Task instructions
Find each line holding the word "placeholder" and give the total alone.

Records for this exercise

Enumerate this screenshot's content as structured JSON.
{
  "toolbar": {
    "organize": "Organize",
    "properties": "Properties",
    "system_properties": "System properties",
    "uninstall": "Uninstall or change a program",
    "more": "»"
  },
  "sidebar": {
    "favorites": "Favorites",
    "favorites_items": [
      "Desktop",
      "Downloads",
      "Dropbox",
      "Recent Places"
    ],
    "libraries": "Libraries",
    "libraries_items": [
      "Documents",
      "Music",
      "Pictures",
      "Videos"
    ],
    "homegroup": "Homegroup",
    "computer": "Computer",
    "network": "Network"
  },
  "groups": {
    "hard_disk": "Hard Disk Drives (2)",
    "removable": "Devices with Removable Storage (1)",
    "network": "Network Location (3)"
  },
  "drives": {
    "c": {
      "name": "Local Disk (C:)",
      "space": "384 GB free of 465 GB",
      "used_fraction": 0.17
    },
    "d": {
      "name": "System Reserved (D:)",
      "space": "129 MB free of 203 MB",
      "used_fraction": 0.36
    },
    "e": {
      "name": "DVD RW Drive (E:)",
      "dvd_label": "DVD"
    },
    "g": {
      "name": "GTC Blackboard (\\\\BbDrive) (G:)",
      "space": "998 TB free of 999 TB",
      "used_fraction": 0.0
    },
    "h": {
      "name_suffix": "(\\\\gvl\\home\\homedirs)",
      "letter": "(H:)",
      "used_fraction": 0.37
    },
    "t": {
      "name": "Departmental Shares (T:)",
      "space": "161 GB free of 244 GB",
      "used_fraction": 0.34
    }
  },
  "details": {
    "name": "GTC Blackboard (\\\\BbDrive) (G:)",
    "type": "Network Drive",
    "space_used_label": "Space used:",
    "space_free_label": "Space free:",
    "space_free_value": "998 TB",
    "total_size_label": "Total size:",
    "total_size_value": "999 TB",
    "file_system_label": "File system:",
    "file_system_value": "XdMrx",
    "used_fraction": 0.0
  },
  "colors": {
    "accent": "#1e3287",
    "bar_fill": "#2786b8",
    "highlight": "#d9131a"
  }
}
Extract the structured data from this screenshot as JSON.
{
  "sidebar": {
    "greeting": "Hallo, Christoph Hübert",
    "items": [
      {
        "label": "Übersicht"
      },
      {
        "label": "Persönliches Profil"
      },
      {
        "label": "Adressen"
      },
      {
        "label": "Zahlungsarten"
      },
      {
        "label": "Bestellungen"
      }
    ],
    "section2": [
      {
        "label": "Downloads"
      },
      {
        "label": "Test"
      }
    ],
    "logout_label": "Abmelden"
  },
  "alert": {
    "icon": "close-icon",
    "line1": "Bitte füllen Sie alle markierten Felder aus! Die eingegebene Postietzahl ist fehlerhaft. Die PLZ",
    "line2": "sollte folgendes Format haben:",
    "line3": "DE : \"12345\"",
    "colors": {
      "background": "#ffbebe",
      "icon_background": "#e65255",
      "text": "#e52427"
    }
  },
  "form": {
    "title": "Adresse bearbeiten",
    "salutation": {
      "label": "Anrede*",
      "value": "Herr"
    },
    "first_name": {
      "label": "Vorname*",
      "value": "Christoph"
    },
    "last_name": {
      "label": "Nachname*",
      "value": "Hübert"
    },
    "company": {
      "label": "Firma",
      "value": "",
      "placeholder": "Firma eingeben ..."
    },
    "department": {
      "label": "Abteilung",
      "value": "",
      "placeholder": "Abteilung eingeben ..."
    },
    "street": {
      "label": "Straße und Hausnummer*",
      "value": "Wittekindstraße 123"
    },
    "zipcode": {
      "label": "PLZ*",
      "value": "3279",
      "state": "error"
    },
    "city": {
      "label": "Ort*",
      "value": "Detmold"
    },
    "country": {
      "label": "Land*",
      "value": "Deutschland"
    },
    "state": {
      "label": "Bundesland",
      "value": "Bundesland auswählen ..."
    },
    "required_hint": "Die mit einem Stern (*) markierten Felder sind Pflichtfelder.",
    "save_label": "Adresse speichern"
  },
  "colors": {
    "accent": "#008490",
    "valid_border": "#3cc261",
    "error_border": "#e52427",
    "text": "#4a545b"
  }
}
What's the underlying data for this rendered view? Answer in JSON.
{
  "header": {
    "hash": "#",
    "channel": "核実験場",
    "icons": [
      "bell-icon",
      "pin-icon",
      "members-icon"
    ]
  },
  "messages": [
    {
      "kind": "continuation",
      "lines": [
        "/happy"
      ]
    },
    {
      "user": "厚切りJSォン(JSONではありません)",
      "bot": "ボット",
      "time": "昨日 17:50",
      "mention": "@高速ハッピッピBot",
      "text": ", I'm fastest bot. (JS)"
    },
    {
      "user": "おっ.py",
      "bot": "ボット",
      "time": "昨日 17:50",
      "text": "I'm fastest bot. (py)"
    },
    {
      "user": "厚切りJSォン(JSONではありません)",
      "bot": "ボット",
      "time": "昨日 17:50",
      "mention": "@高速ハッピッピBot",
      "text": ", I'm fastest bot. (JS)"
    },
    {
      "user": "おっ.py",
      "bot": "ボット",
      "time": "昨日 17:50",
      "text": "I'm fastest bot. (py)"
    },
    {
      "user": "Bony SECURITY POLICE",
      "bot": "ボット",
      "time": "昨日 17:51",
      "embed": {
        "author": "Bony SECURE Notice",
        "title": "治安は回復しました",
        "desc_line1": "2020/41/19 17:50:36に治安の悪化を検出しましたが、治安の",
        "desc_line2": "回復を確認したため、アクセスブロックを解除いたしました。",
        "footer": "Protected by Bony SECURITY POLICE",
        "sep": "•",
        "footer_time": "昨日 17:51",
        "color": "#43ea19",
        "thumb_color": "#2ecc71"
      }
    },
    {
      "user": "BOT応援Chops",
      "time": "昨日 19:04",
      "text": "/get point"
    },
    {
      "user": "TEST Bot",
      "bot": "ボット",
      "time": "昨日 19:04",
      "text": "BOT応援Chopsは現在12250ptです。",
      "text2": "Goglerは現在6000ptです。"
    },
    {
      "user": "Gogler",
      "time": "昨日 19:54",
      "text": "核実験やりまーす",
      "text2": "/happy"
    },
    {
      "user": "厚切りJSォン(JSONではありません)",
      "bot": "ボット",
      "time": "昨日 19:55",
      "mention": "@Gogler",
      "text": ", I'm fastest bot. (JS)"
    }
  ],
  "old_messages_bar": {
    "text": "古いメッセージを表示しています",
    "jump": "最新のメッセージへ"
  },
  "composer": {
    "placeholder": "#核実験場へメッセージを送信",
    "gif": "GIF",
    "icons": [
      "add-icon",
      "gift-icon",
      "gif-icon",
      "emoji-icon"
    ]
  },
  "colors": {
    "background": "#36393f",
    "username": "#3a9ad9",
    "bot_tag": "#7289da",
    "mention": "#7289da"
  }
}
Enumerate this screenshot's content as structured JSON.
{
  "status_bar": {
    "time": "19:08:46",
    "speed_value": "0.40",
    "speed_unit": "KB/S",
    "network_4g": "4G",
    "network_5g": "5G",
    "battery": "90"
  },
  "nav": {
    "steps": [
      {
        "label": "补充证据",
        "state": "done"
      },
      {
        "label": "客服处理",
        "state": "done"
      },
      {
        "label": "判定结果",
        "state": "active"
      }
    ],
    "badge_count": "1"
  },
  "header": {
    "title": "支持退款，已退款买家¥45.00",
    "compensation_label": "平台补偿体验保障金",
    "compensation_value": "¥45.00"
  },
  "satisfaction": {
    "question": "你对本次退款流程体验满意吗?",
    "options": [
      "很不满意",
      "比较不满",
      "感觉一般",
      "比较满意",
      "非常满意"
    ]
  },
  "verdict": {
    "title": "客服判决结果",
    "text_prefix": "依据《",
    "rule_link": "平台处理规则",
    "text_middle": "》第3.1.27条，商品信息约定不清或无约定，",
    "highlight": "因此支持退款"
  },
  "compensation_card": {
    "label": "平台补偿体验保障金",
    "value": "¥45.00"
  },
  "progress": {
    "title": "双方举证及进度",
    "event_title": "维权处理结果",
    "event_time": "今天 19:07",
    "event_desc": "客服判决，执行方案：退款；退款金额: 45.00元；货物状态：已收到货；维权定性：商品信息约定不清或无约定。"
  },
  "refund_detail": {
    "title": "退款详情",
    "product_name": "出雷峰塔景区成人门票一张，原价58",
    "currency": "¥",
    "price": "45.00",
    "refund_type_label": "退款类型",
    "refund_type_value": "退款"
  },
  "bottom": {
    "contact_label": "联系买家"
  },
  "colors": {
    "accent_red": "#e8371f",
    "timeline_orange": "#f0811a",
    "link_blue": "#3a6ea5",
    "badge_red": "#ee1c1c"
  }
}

Final result
3